>>>

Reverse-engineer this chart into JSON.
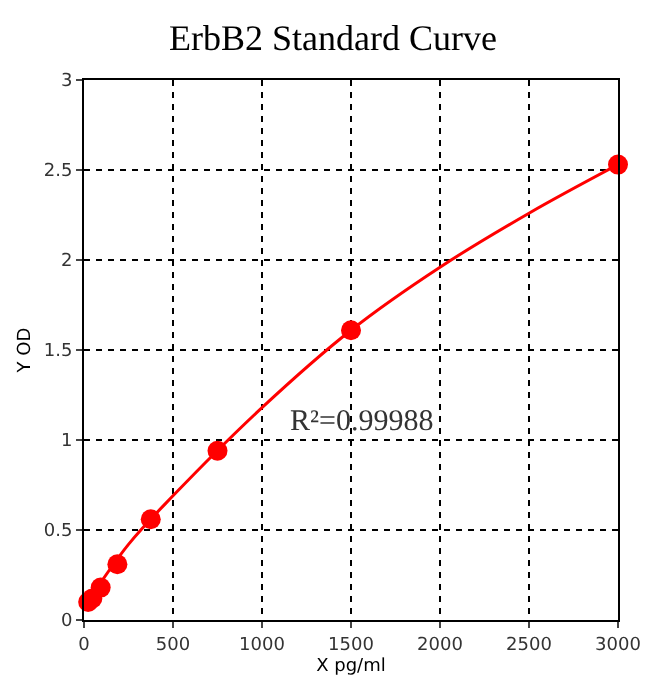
{
  "chart_data": {
    "type": "scatter",
    "title": "ErbB2 Standard Curve",
    "xlabel": "X pg/ml",
    "ylabel": "Y OD",
    "xlim": [
      0,
      3000
    ],
    "xticks": [
      0,
      500,
      1000,
      1500,
      2000,
      2500,
      3000
    ],
    "ylim": [
      0,
      3
    ],
    "yticks": [
      0,
      0.5,
      1,
      1.5,
      2,
      2.5,
      3
    ],
    "grid": true,
    "marker": "circle",
    "annotations": [
      "R²=0.99988"
    ],
    "series": [
      {
        "type": "line",
        "color": "#ff0000",
        "marker": "none",
        "x": [
          0,
          250,
          500,
          1000,
          1500,
          2000,
          2500,
          3000
        ],
        "values": [
          0.07,
          0.42,
          0.69,
          1.18,
          1.61,
          1.96,
          2.26,
          2.53
        ]
      },
      {
        "color": "#ff0000",
        "x": [
          23.4,
          46.9,
          93.75,
          187.5,
          375,
          750,
          1500,
          3000
        ],
        "values": [
          0.1,
          0.12,
          0.18,
          0.31,
          0.56,
          0.94,
          1.61,
          2.53
        ]
      }
    ]
  }
}
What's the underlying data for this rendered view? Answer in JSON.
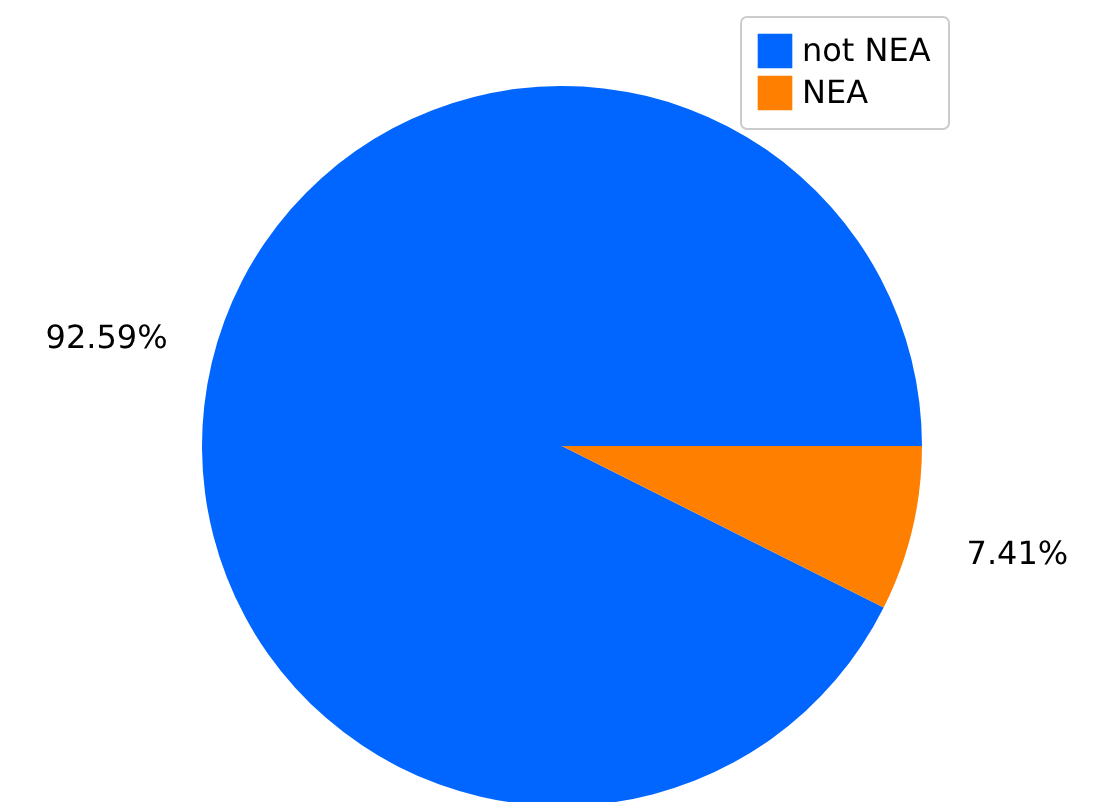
{
  "chart_data": {
    "type": "pie",
    "categories": [
      "not NEA",
      "NEA"
    ],
    "values": [
      92.59,
      7.41
    ],
    "colors": [
      "#0066ff",
      "#ff7f00"
    ],
    "value_labels": [
      "92.59%",
      "7.41%"
    ],
    "legend": "top right"
  }
}
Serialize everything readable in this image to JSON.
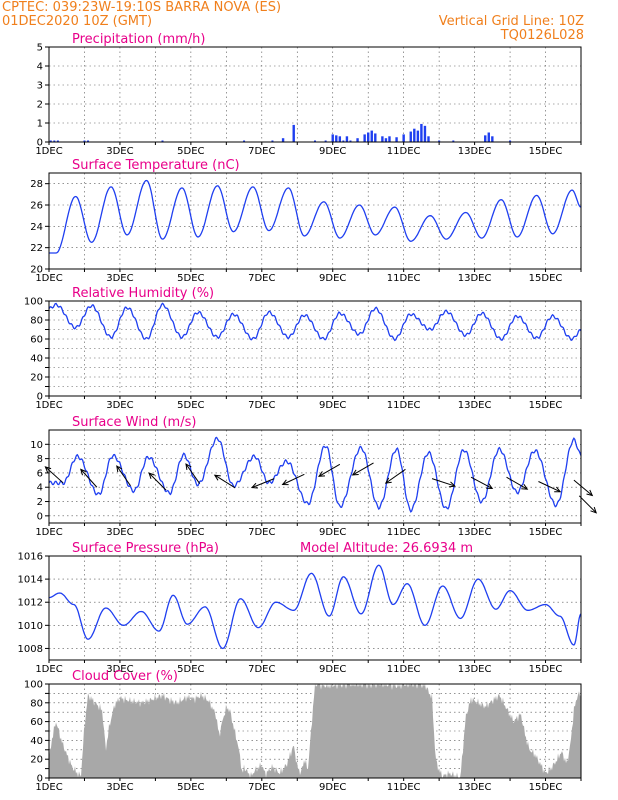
{
  "header": {
    "left_line1": "CPTEC:   039:23W-19:10S   BARRA NOVA (ES)",
    "left_line2": "01DEC2020 10Z (GMT)",
    "right_line1": "Vertical Grid Line: 10Z",
    "right_line2": "TQ0126L028"
  },
  "colors": {
    "header": "#f07f1c",
    "title": "#e8008a",
    "line": "#1f3ff0",
    "cloud": "#a8a8a8",
    "bar": "#1f3ff0"
  },
  "chart_data": [
    {
      "type": "bar",
      "title": "Precipitation (mm/h)",
      "ylim": [
        0,
        5
      ],
      "yticks": [
        0,
        1,
        2,
        3,
        4,
        5
      ],
      "xlim": [
        0,
        15
      ],
      "xticks": [
        "1DEC",
        "3DEC",
        "5DEC",
        "7DEC",
        "9DEC",
        "11DEC",
        "13DEC",
        "15DEC"
      ],
      "x": [
        6.6,
        6.9,
        8.0,
        8.1,
        8.2,
        8.4,
        8.7,
        8.9,
        9.0,
        9.1,
        9.2,
        9.4,
        9.5,
        9.6,
        9.8,
        10.0,
        10.2,
        10.3,
        10.4,
        10.5,
        10.6,
        10.7,
        12.3,
        12.4,
        12.5
      ],
      "values": [
        0.2,
        0.9,
        0.4,
        0.35,
        0.3,
        0.3,
        0.2,
        0.4,
        0.5,
        0.6,
        0.45,
        0.3,
        0.2,
        0.3,
        0.25,
        0.4,
        0.55,
        0.7,
        0.6,
        0.95,
        0.85,
        0.3,
        0.35,
        0.5,
        0.3
      ]
    },
    {
      "type": "line",
      "title": "Surface Temperature (nC)",
      "ylim": [
        20,
        29
      ],
      "yticks": [
        20,
        22,
        24,
        26,
        28
      ],
      "xlim": [
        0,
        15
      ],
      "xticks": [
        "1DEC",
        "3DEC",
        "5DEC",
        "7DEC",
        "9DEC",
        "11DEC",
        "13DEC",
        "15DEC"
      ],
      "minima": [
        [
          0.2,
          21.5
        ],
        [
          1.2,
          22.5
        ],
        [
          2.2,
          23.2
        ],
        [
          3.2,
          22.8
        ],
        [
          4.2,
          23.0
        ],
        [
          5.2,
          23.5
        ],
        [
          6.2,
          23.6
        ],
        [
          7.2,
          23.1
        ],
        [
          8.2,
          22.9
        ],
        [
          9.2,
          23.2
        ],
        [
          10.2,
          22.6
        ],
        [
          11.2,
          22.8
        ],
        [
          12.2,
          22.9
        ],
        [
          13.2,
          23.0
        ],
        [
          14.2,
          23.3
        ]
      ],
      "maxima": [
        [
          0.75,
          26.8
        ],
        [
          1.75,
          27.7
        ],
        [
          2.75,
          28.3
        ],
        [
          3.75,
          27.6
        ],
        [
          4.75,
          27.8
        ],
        [
          5.75,
          27.7
        ],
        [
          6.75,
          27.6
        ],
        [
          7.75,
          26.3
        ],
        [
          8.75,
          26.0
        ],
        [
          9.75,
          25.8
        ],
        [
          10.75,
          25.0
        ],
        [
          11.75,
          25.3
        ],
        [
          12.75,
          26.5
        ],
        [
          13.75,
          26.9
        ],
        [
          14.75,
          27.4
        ]
      ],
      "end": [
        15,
        25.8
      ]
    },
    {
      "type": "line",
      "title": "Relative Humidity (%)",
      "ylim": [
        0,
        100
      ],
      "yticks": [
        0,
        10,
        20,
        30,
        40,
        50,
        60,
        70,
        80,
        90,
        100
      ],
      "ytick_labels": [
        0,
        20,
        40,
        60,
        80,
        100
      ],
      "xlim": [
        0,
        15
      ],
      "xticks": [
        "1DEC",
        "3DEC",
        "5DEC",
        "7DEC",
        "9DEC",
        "11DEC",
        "13DEC",
        "15DEC"
      ],
      "minima": [
        [
          0.75,
          72
        ],
        [
          1.75,
          62
        ],
        [
          2.75,
          60
        ],
        [
          3.75,
          62
        ],
        [
          4.75,
          62
        ],
        [
          5.75,
          60
        ],
        [
          6.75,
          62
        ],
        [
          7.75,
          60
        ],
        [
          8.75,
          65
        ],
        [
          9.75,
          60
        ],
        [
          10.75,
          70
        ],
        [
          11.75,
          64
        ],
        [
          12.75,
          60
        ],
        [
          13.75,
          61
        ],
        [
          14.75,
          60
        ]
      ],
      "maxima": [
        [
          0.2,
          96
        ],
        [
          1.2,
          95
        ],
        [
          2.2,
          93
        ],
        [
          3.2,
          96
        ],
        [
          4.2,
          88
        ],
        [
          5.2,
          86
        ],
        [
          6.2,
          88
        ],
        [
          7.2,
          85
        ],
        [
          8.2,
          87
        ],
        [
          9.2,
          92
        ],
        [
          10.2,
          86
        ],
        [
          11.2,
          89
        ],
        [
          12.2,
          87
        ],
        [
          13.2,
          84
        ],
        [
          14.2,
          84
        ]
      ],
      "start": [
        0,
        92
      ],
      "end": [
        15,
        69
      ]
    },
    {
      "type": "line",
      "title": "Surface Wind (m/s)",
      "ylim": [
        -1,
        12
      ],
      "yticks": [
        0,
        2,
        4,
        6,
        8,
        10
      ],
      "xlim": [
        0,
        15
      ],
      "xticks": [
        "1DEC",
        "3DEC",
        "5DEC",
        "7DEC",
        "9DEC",
        "11DEC",
        "13DEC",
        "15DEC"
      ],
      "minima": [
        [
          0.4,
          4.6
        ],
        [
          1.4,
          3.0
        ],
        [
          2.4,
          3.5
        ],
        [
          3.4,
          3.2
        ],
        [
          4.2,
          4.4
        ],
        [
          5.2,
          4.2
        ],
        [
          6.2,
          4.6
        ],
        [
          7.3,
          1.7
        ],
        [
          8.2,
          1.3
        ],
        [
          9.3,
          1.2
        ],
        [
          10.2,
          0.8
        ],
        [
          11.2,
          1.0
        ],
        [
          12.2,
          2.0
        ],
        [
          13.2,
          3.3
        ],
        [
          14.3,
          1.5
        ]
      ],
      "maxima": [
        [
          0.8,
          8.3
        ],
        [
          1.8,
          8.4
        ],
        [
          2.8,
          8.2
        ],
        [
          3.8,
          8.5
        ],
        [
          4.75,
          10.8
        ],
        [
          5.8,
          8.3
        ],
        [
          6.7,
          7.6
        ],
        [
          7.8,
          9.8
        ],
        [
          8.8,
          9.5
        ],
        [
          9.8,
          9.3
        ],
        [
          10.7,
          8.8
        ],
        [
          11.7,
          9.2
        ],
        [
          12.7,
          9.3
        ],
        [
          13.7,
          9.1
        ],
        [
          14.8,
          10.6
        ]
      ],
      "end": [
        15,
        8.5
      ],
      "arrows": [
        [
          0.4,
          4.6,
          228
        ],
        [
          1.35,
          4.0,
          222
        ],
        [
          2.3,
          4.2,
          215
        ],
        [
          3.3,
          3.6,
          225
        ],
        [
          4.25,
          4.5,
          215
        ],
        [
          5.25,
          3.9,
          238
        ],
        [
          6.35,
          5.2,
          292
        ],
        [
          7.2,
          5.8,
          295
        ],
        [
          8.2,
          7.2,
          300
        ],
        [
          9.15,
          7.4,
          300
        ],
        [
          10.05,
          6.5,
          305
        ],
        [
          10.8,
          5.2,
          72
        ],
        [
          11.9,
          5.4,
          62
        ],
        [
          12.9,
          5.4,
          60
        ],
        [
          13.8,
          4.8,
          65
        ],
        [
          14.8,
          5.0,
          50
        ],
        [
          14.95,
          2.8,
          45
        ]
      ]
    },
    {
      "type": "line",
      "title": "Surface Pressure (hPa)",
      "annotation": "Model Altitude: 26.6934 m",
      "ylim": [
        1007,
        1016
      ],
      "yticks": [
        1008,
        1010,
        1012,
        1014,
        1016
      ],
      "xlim": [
        0,
        15
      ],
      "xticks": [
        "1DEC",
        "3DEC",
        "5DEC",
        "7DEC",
        "9DEC",
        "11DEC",
        "13DEC",
        "15DEC"
      ],
      "extrema": [
        [
          0,
          1012.4
        ],
        [
          0.3,
          1012.8
        ],
        [
          0.7,
          1011.8
        ],
        [
          1.1,
          1008.8
        ],
        [
          1.6,
          1011.5
        ],
        [
          2.1,
          1010.0
        ],
        [
          2.6,
          1011.2
        ],
        [
          3.1,
          1009.5
        ],
        [
          3.5,
          1012.6
        ],
        [
          3.9,
          1010.1
        ],
        [
          4.4,
          1011.6
        ],
        [
          4.9,
          1008.0
        ],
        [
          5.4,
          1012.3
        ],
        [
          5.9,
          1009.8
        ],
        [
          6.4,
          1012.0
        ],
        [
          6.9,
          1011.3
        ],
        [
          7.4,
          1014.5
        ],
        [
          7.9,
          1010.8
        ],
        [
          8.3,
          1014.2
        ],
        [
          8.8,
          1011.0
        ],
        [
          9.3,
          1015.2
        ],
        [
          9.7,
          1011.8
        ],
        [
          10.1,
          1013.6
        ],
        [
          10.6,
          1010.0
        ],
        [
          11.1,
          1013.4
        ],
        [
          11.6,
          1010.6
        ],
        [
          12.1,
          1014.0
        ],
        [
          12.6,
          1011.4
        ],
        [
          13.0,
          1013.0
        ],
        [
          13.5,
          1011.3
        ],
        [
          14.0,
          1011.8
        ],
        [
          14.4,
          1010.8
        ],
        [
          14.8,
          1008.3
        ],
        [
          15,
          1011.0
        ]
      ]
    },
    {
      "type": "area",
      "title": "Cloud Cover (%)",
      "ylim": [
        0,
        100
      ],
      "yticks": [
        0,
        10,
        20,
        30,
        40,
        50,
        60,
        70,
        80,
        90,
        100
      ],
      "ytick_labels": [
        0,
        20,
        40,
        60,
        80,
        100
      ],
      "xlim": [
        0,
        15
      ],
      "xticks": [
        "1DEC",
        "3DEC",
        "5DEC",
        "7DEC",
        "9DEC",
        "11DEC",
        "13DEC",
        "15DEC"
      ],
      "profile": [
        [
          0,
          20
        ],
        [
          0.1,
          45
        ],
        [
          0.2,
          60
        ],
        [
          0.35,
          40
        ],
        [
          0.5,
          25
        ],
        [
          0.65,
          12
        ],
        [
          0.8,
          5
        ],
        [
          0.9,
          2
        ],
        [
          1.0,
          55
        ],
        [
          1.1,
          88
        ],
        [
          1.3,
          80
        ],
        [
          1.5,
          72
        ],
        [
          1.6,
          30
        ],
        [
          1.7,
          55
        ],
        [
          1.85,
          78
        ],
        [
          2.0,
          85
        ],
        [
          2.3,
          82
        ],
        [
          2.6,
          80
        ],
        [
          2.8,
          82
        ],
        [
          3.0,
          85
        ],
        [
          3.2,
          88
        ],
        [
          3.4,
          83
        ],
        [
          3.6,
          80
        ],
        [
          3.9,
          86
        ],
        [
          4.1,
          84
        ],
        [
          4.3,
          88
        ],
        [
          4.5,
          82
        ],
        [
          4.7,
          68
        ],
        [
          4.8,
          45
        ],
        [
          4.9,
          62
        ],
        [
          5.0,
          75
        ],
        [
          5.1,
          72
        ],
        [
          5.2,
          55
        ],
        [
          5.3,
          40
        ],
        [
          5.4,
          20
        ],
        [
          5.45,
          3
        ],
        [
          5.5,
          12
        ],
        [
          5.6,
          6
        ],
        [
          5.7,
          2
        ],
        [
          5.8,
          8
        ],
        [
          6.0,
          14
        ],
        [
          6.1,
          4
        ],
        [
          6.3,
          12
        ],
        [
          6.5,
          5
        ],
        [
          6.7,
          14
        ],
        [
          6.9,
          35
        ],
        [
          7.0,
          12
        ],
        [
          7.1,
          5
        ],
        [
          7.2,
          20
        ],
        [
          7.3,
          9
        ],
        [
          7.5,
          100
        ],
        [
          7.8,
          98
        ],
        [
          8.2,
          99
        ],
        [
          8.6,
          100
        ],
        [
          9.0,
          99
        ],
        [
          9.4,
          100
        ],
        [
          9.8,
          98
        ],
        [
          10.2,
          100
        ],
        [
          10.6,
          99
        ],
        [
          10.8,
          85
        ],
        [
          10.9,
          20
        ],
        [
          11.0,
          8
        ],
        [
          11.1,
          2
        ],
        [
          11.3,
          5
        ],
        [
          11.6,
          0
        ],
        [
          11.75,
          65
        ],
        [
          11.9,
          84
        ],
        [
          12.1,
          80
        ],
        [
          12.3,
          76
        ],
        [
          12.5,
          82
        ],
        [
          12.7,
          88
        ],
        [
          12.9,
          74
        ],
        [
          13.1,
          60
        ],
        [
          13.3,
          68
        ],
        [
          13.45,
          42
        ],
        [
          13.55,
          30
        ],
        [
          13.7,
          25
        ],
        [
          13.85,
          15
        ],
        [
          14.0,
          5
        ],
        [
          14.15,
          10
        ],
        [
          14.3,
          18
        ],
        [
          14.45,
          28
        ],
        [
          14.6,
          15
        ],
        [
          14.7,
          35
        ],
        [
          14.8,
          72
        ],
        [
          14.9,
          88
        ],
        [
          15,
          90
        ]
      ]
    }
  ]
}
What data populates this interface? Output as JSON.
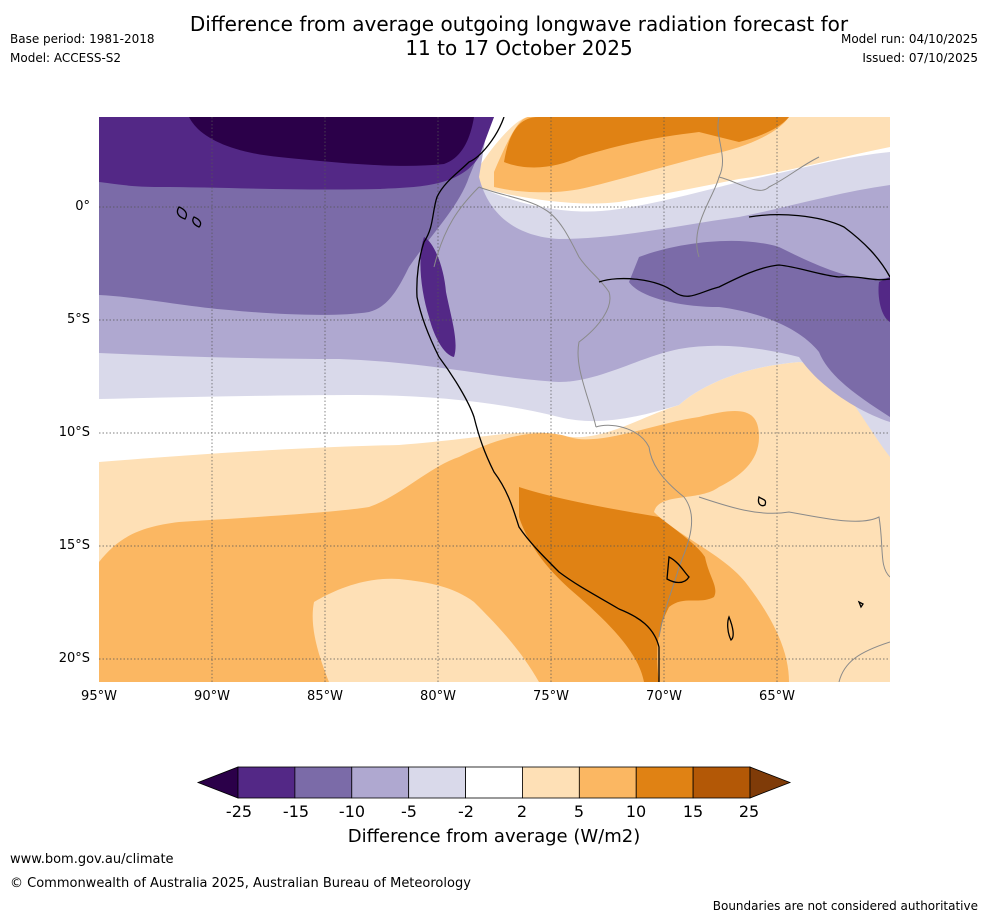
{
  "title": {
    "line1": "Difference from average outgoing longwave radiation forecast for",
    "line2": "11 to 17 October 2025"
  },
  "meta": {
    "base_period": "Base period: 1981-2018",
    "model": "Model: ACCESS-S2",
    "model_run": "Model run: 04/10/2025",
    "issued": "Issued: 07/10/2025"
  },
  "axes": {
    "lat_ticks": [
      "0°",
      "5°S",
      "10°S",
      "15°S",
      "20°S"
    ],
    "lon_ticks": [
      "95°W",
      "90°W",
      "85°W",
      "80°W",
      "75°W",
      "70°W",
      "65°W"
    ]
  },
  "colorbar": {
    "labels": [
      "-25",
      "-15",
      "-10",
      "-5",
      "-2",
      "2",
      "5",
      "10",
      "15",
      "25"
    ],
    "colors": [
      "#2b0049",
      "#532886",
      "#7b6ba8",
      "#afa8d0",
      "#d9d9ea",
      "#ffffff",
      "#fee0b6",
      "#fbb762",
      "#e08214",
      "#b35806",
      "#7f3b08"
    ],
    "title": "Difference from average (W/m2)"
  },
  "footer": {
    "url": "www.bom.gov.au/climate",
    "copyright": "© Commonwealth of Australia 2025, Australian Bureau of Meteorology",
    "disclaimer": "Boundaries are not considered authoritative"
  }
}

<<<

Set task ::
Locate all lines in the listing above with the word "this" and copy them.

Full output ::
Reverse-engineer this chart into JSON.
What's the underlying data for this rendered view? Answer in JSON.
Serialize everything readable in this image to JSON.
What data populates this interface? Output as JSON.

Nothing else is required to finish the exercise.